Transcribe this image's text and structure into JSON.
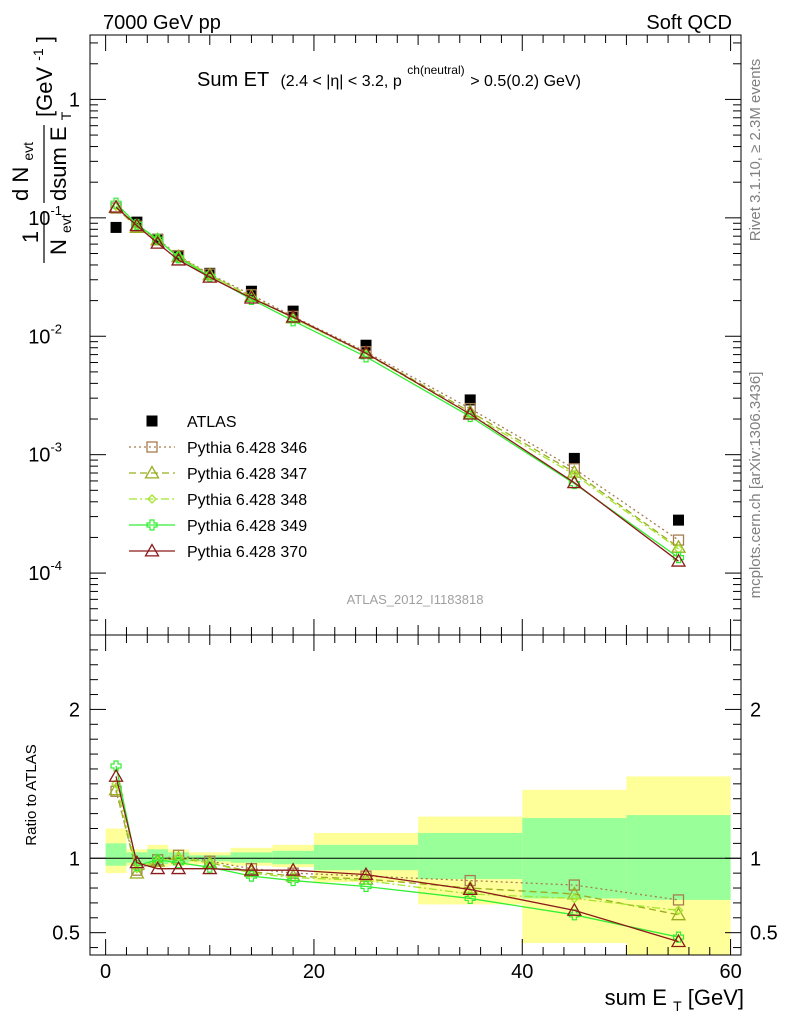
{
  "header": {
    "left": "7000 GeV pp",
    "right": "Soft QCD"
  },
  "side_labels": {
    "rivet": "Rivet 3.1.10, ≥ 2.3M events",
    "mcplots": "mcplots.cern.ch [arXiv:1306.3436]"
  },
  "plot_title": {
    "main": "Sum ET",
    "cond_a": "(2.4 < |η| < 3.2, p",
    "cond_sup": "ch(neutral)",
    "cond_b": " > 0.5(0.2) GeV)"
  },
  "watermark": "ATLAS_2012_I1183818",
  "y_label_main": {
    "frac_num": "1",
    "frac_den_N": "N",
    "frac_den_sub": "evt",
    "d_N": "d N",
    "d_N_sub": "evt",
    "dsum": "dsum E",
    "dsum_sub": "T",
    "unit": "[GeV",
    "unit_sup": "-1",
    "unit_close": "]"
  },
  "y_label_ratio": "Ratio to ATLAS",
  "x_label": {
    "text": "sum E",
    "sub": "T",
    "unit": " [GeV]"
  },
  "chart_data": [
    {
      "type": "scatter",
      "panel": "main",
      "yscale": "log",
      "xlim": [
        -1.5,
        61
      ],
      "ylim": [
        3e-05,
        3.5
      ],
      "y_ticks": [
        {
          "base": "10",
          "exp": "-4",
          "value": 0.0001
        },
        {
          "base": "10",
          "exp": "-3",
          "value": 0.001
        },
        {
          "base": "10",
          "exp": "-2",
          "value": 0.01
        },
        {
          "base": "10",
          "exp": "-1",
          "value": 0.1
        },
        {
          "base": "1",
          "exp": "",
          "value": 1
        }
      ],
      "x": [
        1,
        3,
        5,
        7,
        10,
        14,
        18,
        25,
        35,
        45,
        55
      ],
      "series": [
        {
          "name": "ATLAS",
          "color": "#000000",
          "marker": "filled-square",
          "line": "none",
          "values": [
            0.083,
            0.092,
            0.066,
            0.047,
            0.034,
            0.024,
            0.0163,
            0.0084,
            0.0029,
            0.00093,
            0.00028
          ]
        },
        {
          "name": "Pythia 6.428 346",
          "color": "#a67c52",
          "marker": "open-square",
          "line": "dotted",
          "values": [
            0.121,
            0.085,
            0.066,
            0.048,
            0.0335,
            0.0224,
            0.0147,
            0.0074,
            0.00245,
            0.00076,
            0.00019
          ]
        },
        {
          "name": "Pythia 6.428 347",
          "color": "#9aad1e",
          "marker": "open-triangle",
          "line": "dashed",
          "values": [
            0.122,
            0.083,
            0.065,
            0.047,
            0.033,
            0.0217,
            0.0143,
            0.0072,
            0.0023,
            0.00071,
            0.000165
          ]
        },
        {
          "name": "Pythia 6.428 348",
          "color": "#a3e62e",
          "marker": "open-diamond",
          "line": "dashdot",
          "values": [
            0.125,
            0.086,
            0.065,
            0.047,
            0.033,
            0.0215,
            0.0142,
            0.0071,
            0.0022,
            0.00068,
            0.00016
          ]
        },
        {
          "name": "Pythia 6.428 349",
          "color": "#33ee33",
          "marker": "open-cross",
          "line": "solid",
          "values": [
            0.133,
            0.088,
            0.066,
            0.046,
            0.032,
            0.0205,
            0.0135,
            0.0067,
            0.0021,
            0.00057,
            0.000135
          ]
        },
        {
          "name": "Pythia 6.428 370",
          "color": "#8b1a1a",
          "marker": "open-triangle",
          "line": "solid",
          "values": [
            0.123,
            0.086,
            0.061,
            0.044,
            0.0315,
            0.021,
            0.0145,
            0.0072,
            0.0022,
            0.00058,
            0.000126
          ]
        }
      ]
    },
    {
      "type": "line",
      "panel": "ratio",
      "xlim": [
        -1.5,
        61
      ],
      "ylim": [
        0.35,
        2.5
      ],
      "x_ticks": [
        0,
        20,
        40,
        60
      ],
      "y_ticks": [
        0.5,
        1,
        2
      ],
      "bands": [
        {
          "x0": 0,
          "x1": 2,
          "yellow": [
            0.9,
            1.2
          ],
          "green": [
            0.95,
            1.1
          ]
        },
        {
          "x0": 2,
          "x1": 4,
          "yellow": [
            0.95,
            1.06
          ],
          "green": [
            0.97,
            1.04
          ]
        },
        {
          "x0": 4,
          "x1": 6,
          "yellow": [
            0.94,
            1.09
          ],
          "green": [
            0.96,
            1.06
          ]
        },
        {
          "x0": 6,
          "x1": 8,
          "yellow": [
            0.95,
            1.06
          ],
          "green": [
            0.97,
            1.04
          ]
        },
        {
          "x0": 8,
          "x1": 12,
          "yellow": [
            0.96,
            1.04
          ],
          "green": [
            0.98,
            1.02
          ]
        },
        {
          "x0": 12,
          "x1": 16,
          "yellow": [
            0.95,
            1.07
          ],
          "green": [
            0.97,
            1.04
          ]
        },
        {
          "x0": 16,
          "x1": 20,
          "yellow": [
            0.94,
            1.09
          ],
          "green": [
            0.96,
            1.05
          ]
        },
        {
          "x0": 20,
          "x1": 30,
          "yellow": [
            0.84,
            1.17
          ],
          "green": [
            0.92,
            1.09
          ]
        },
        {
          "x0": 30,
          "x1": 40,
          "yellow": [
            0.69,
            1.28
          ],
          "green": [
            0.86,
            1.17
          ]
        },
        {
          "x0": 40,
          "x1": 50,
          "yellow": [
            0.43,
            1.46
          ],
          "green": [
            0.73,
            1.27
          ]
        },
        {
          "x0": 50,
          "x1": 60,
          "yellow": [
            0.33,
            1.55
          ],
          "green": [
            0.72,
            1.29
          ]
        }
      ],
      "x": [
        1,
        3,
        5,
        7,
        10,
        14,
        18,
        25,
        35,
        45,
        55
      ],
      "series": [
        {
          "name": "Pythia 6.428 346",
          "color": "#a67c52",
          "marker": "open-square",
          "line": "dotted",
          "values": [
            1.45,
            0.92,
            0.99,
            1.02,
            0.98,
            0.93,
            0.9,
            0.88,
            0.85,
            0.82,
            0.72
          ]
        },
        {
          "name": "Pythia 6.428 347",
          "color": "#9aad1e",
          "marker": "open-triangle",
          "line": "dashed",
          "values": [
            1.46,
            0.9,
            0.98,
            1.0,
            0.97,
            0.91,
            0.88,
            0.86,
            0.8,
            0.76,
            0.62
          ]
        },
        {
          "name": "Pythia 6.428 348",
          "color": "#a3e62e",
          "marker": "open-diamond",
          "line": "dashdot",
          "values": [
            1.5,
            0.93,
            0.98,
            1.01,
            0.97,
            0.9,
            0.87,
            0.85,
            0.76,
            0.73,
            0.65
          ]
        },
        {
          "name": "Pythia 6.428 349",
          "color": "#33ee33",
          "marker": "open-cross",
          "line": "solid",
          "values": [
            1.62,
            0.95,
            0.99,
            0.97,
            0.94,
            0.88,
            0.85,
            0.81,
            0.73,
            0.62,
            0.47
          ]
        },
        {
          "name": "Pythia 6.428 370",
          "color": "#8b1a1a",
          "marker": "open-triangle",
          "line": "solid",
          "values": [
            1.55,
            0.97,
            0.93,
            0.93,
            0.93,
            0.92,
            0.92,
            0.89,
            0.79,
            0.65,
            0.44
          ]
        }
      ]
    }
  ]
}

#####

* **Exercise objective**
Copy all the lines of data exactly as they appear, dropping any images.

* **Result of this task**
Transcribe this image's text and structure into JSON.
{
  "header": {
    "left": "7000 GeV pp",
    "right": "Soft QCD"
  },
  "side_labels": {
    "rivet": "Rivet 3.1.10, ≥ 2.3M events",
    "mcplots": "mcplots.cern.ch [arXiv:1306.3436]"
  },
  "plot_title": {
    "main": "Sum ET",
    "cond_a": "(2.4 < |η| < 3.2, p",
    "cond_sup": "ch(neutral)",
    "cond_b": " > 0.5(0.2) GeV)"
  },
  "watermark": "ATLAS_2012_I1183818",
  "y_label_main": {
    "frac_num": "1",
    "frac_den_N": "N",
    "frac_den_sub": "evt",
    "d_N": "d N",
    "d_N_sub": "evt",
    "dsum": "dsum E",
    "dsum_sub": "T",
    "unit": "[GeV",
    "unit_sup": "-1",
    "unit_close": "]"
  },
  "y_label_ratio": "Ratio to ATLAS",
  "x_label": {
    "text": "sum E",
    "sub": "T",
    "unit": " [GeV]"
  },
  "chart_data": [
    {
      "type": "scatter",
      "panel": "main",
      "yscale": "log",
      "xlim": [
        -1.5,
        61
      ],
      "ylim": [
        3e-05,
        3.5
      ],
      "y_ticks": [
        {
          "base": "10",
          "exp": "-4",
          "value": 0.0001
        },
        {
          "base": "10",
          "exp": "-3",
          "value": 0.001
        },
        {
          "base": "10",
          "exp": "-2",
          "value": 0.01
        },
        {
          "base": "10",
          "exp": "-1",
          "value": 0.1
        },
        {
          "base": "1",
          "exp": "",
          "value": 1
        }
      ],
      "x": [
        1,
        3,
        5,
        7,
        10,
        14,
        18,
        25,
        35,
        45,
        55
      ],
      "series": [
        {
          "name": "ATLAS",
          "color": "#000000",
          "marker": "filled-square",
          "line": "none",
          "values": [
            0.083,
            0.092,
            0.066,
            0.047,
            0.034,
            0.024,
            0.0163,
            0.0084,
            0.0029,
            0.00093,
            0.00028
          ]
        },
        {
          "name": "Pythia 6.428 346",
          "color": "#a67c52",
          "marker": "open-square",
          "line": "dotted",
          "values": [
            0.121,
            0.085,
            0.066,
            0.048,
            0.0335,
            0.0224,
            0.0147,
            0.0074,
            0.00245,
            0.00076,
            0.00019
          ]
        },
        {
          "name": "Pythia 6.428 347",
          "color": "#9aad1e",
          "marker": "open-triangle",
          "line": "dashed",
          "values": [
            0.122,
            0.083,
            0.065,
            0.047,
            0.033,
            0.0217,
            0.0143,
            0.0072,
            0.0023,
            0.00071,
            0.000165
          ]
        },
        {
          "name": "Pythia 6.428 348",
          "color": "#a3e62e",
          "marker": "open-diamond",
          "line": "dashdot",
          "values": [
            0.125,
            0.086,
            0.065,
            0.047,
            0.033,
            0.0215,
            0.0142,
            0.0071,
            0.0022,
            0.00068,
            0.00016
          ]
        },
        {
          "name": "Pythia 6.428 349",
          "color": "#33ee33",
          "marker": "open-cross",
          "line": "solid",
          "values": [
            0.133,
            0.088,
            0.066,
            0.046,
            0.032,
            0.0205,
            0.0135,
            0.0067,
            0.0021,
            0.00057,
            0.000135
          ]
        },
        {
          "name": "Pythia 6.428 370",
          "color": "#8b1a1a",
          "marker": "open-triangle",
          "line": "solid",
          "values": [
            0.123,
            0.086,
            0.061,
            0.044,
            0.0315,
            0.021,
            0.0145,
            0.0072,
            0.0022,
            0.00058,
            0.000126
          ]
        }
      ]
    },
    {
      "type": "line",
      "panel": "ratio",
      "xlim": [
        -1.5,
        61
      ],
      "ylim": [
        0.35,
        2.5
      ],
      "x_ticks": [
        0,
        20,
        40,
        60
      ],
      "y_ticks": [
        0.5,
        1,
        2
      ],
      "bands": [
        {
          "x0": 0,
          "x1": 2,
          "yellow": [
            0.9,
            1.2
          ],
          "green": [
            0.95,
            1.1
          ]
        },
        {
          "x0": 2,
          "x1": 4,
          "yellow": [
            0.95,
            1.06
          ],
          "green": [
            0.97,
            1.04
          ]
        },
        {
          "x0": 4,
          "x1": 6,
          "yellow": [
            0.94,
            1.09
          ],
          "green": [
            0.96,
            1.06
          ]
        },
        {
          "x0": 6,
          "x1": 8,
          "yellow": [
            0.95,
            1.06
          ],
          "green": [
            0.97,
            1.04
          ]
        },
        {
          "x0": 8,
          "x1": 12,
          "yellow": [
            0.96,
            1.04
          ],
          "green": [
            0.98,
            1.02
          ]
        },
        {
          "x0": 12,
          "x1": 16,
          "yellow": [
            0.95,
            1.07
          ],
          "green": [
            0.97,
            1.04
          ]
        },
        {
          "x0": 16,
          "x1": 20,
          "yellow": [
            0.94,
            1.09
          ],
          "green": [
            0.96,
            1.05
          ]
        },
        {
          "x0": 20,
          "x1": 30,
          "yellow": [
            0.84,
            1.17
          ],
          "green": [
            0.92,
            1.09
          ]
        },
        {
          "x0": 30,
          "x1": 40,
          "yellow": [
            0.69,
            1.28
          ],
          "green": [
            0.86,
            1.17
          ]
        },
        {
          "x0": 40,
          "x1": 50,
          "yellow": [
            0.43,
            1.46
          ],
          "green": [
            0.73,
            1.27
          ]
        },
        {
          "x0": 50,
          "x1": 60,
          "yellow": [
            0.33,
            1.55
          ],
          "green": [
            0.72,
            1.29
          ]
        }
      ],
      "x": [
        1,
        3,
        5,
        7,
        10,
        14,
        18,
        25,
        35,
        45,
        55
      ],
      "series": [
        {
          "name": "Pythia 6.428 346",
          "color": "#a67c52",
          "marker": "open-square",
          "line": "dotted",
          "values": [
            1.45,
            0.92,
            0.99,
            1.02,
            0.98,
            0.93,
            0.9,
            0.88,
            0.85,
            0.82,
            0.72
          ]
        },
        {
          "name": "Pythia 6.428 347",
          "color": "#9aad1e",
          "marker": "open-triangle",
          "line": "dashed",
          "values": [
            1.46,
            0.9,
            0.98,
            1.0,
            0.97,
            0.91,
            0.88,
            0.86,
            0.8,
            0.76,
            0.62
          ]
        },
        {
          "name": "Pythia 6.428 348",
          "color": "#a3e62e",
          "marker": "open-diamond",
          "line": "dashdot",
          "values": [
            1.5,
            0.93,
            0.98,
            1.01,
            0.97,
            0.9,
            0.87,
            0.85,
            0.76,
            0.73,
            0.65
          ]
        },
        {
          "name": "Pythia 6.428 349",
          "color": "#33ee33",
          "marker": "open-cross",
          "line": "solid",
          "values": [
            1.62,
            0.95,
            0.99,
            0.97,
            0.94,
            0.88,
            0.85,
            0.81,
            0.73,
            0.62,
            0.47
          ]
        },
        {
          "name": "Pythia 6.428 370",
          "color": "#8b1a1a",
          "marker": "open-triangle",
          "line": "solid",
          "values": [
            1.55,
            0.97,
            0.93,
            0.93,
            0.93,
            0.92,
            0.92,
            0.89,
            0.79,
            0.65,
            0.44
          ]
        }
      ]
    }
  ]
}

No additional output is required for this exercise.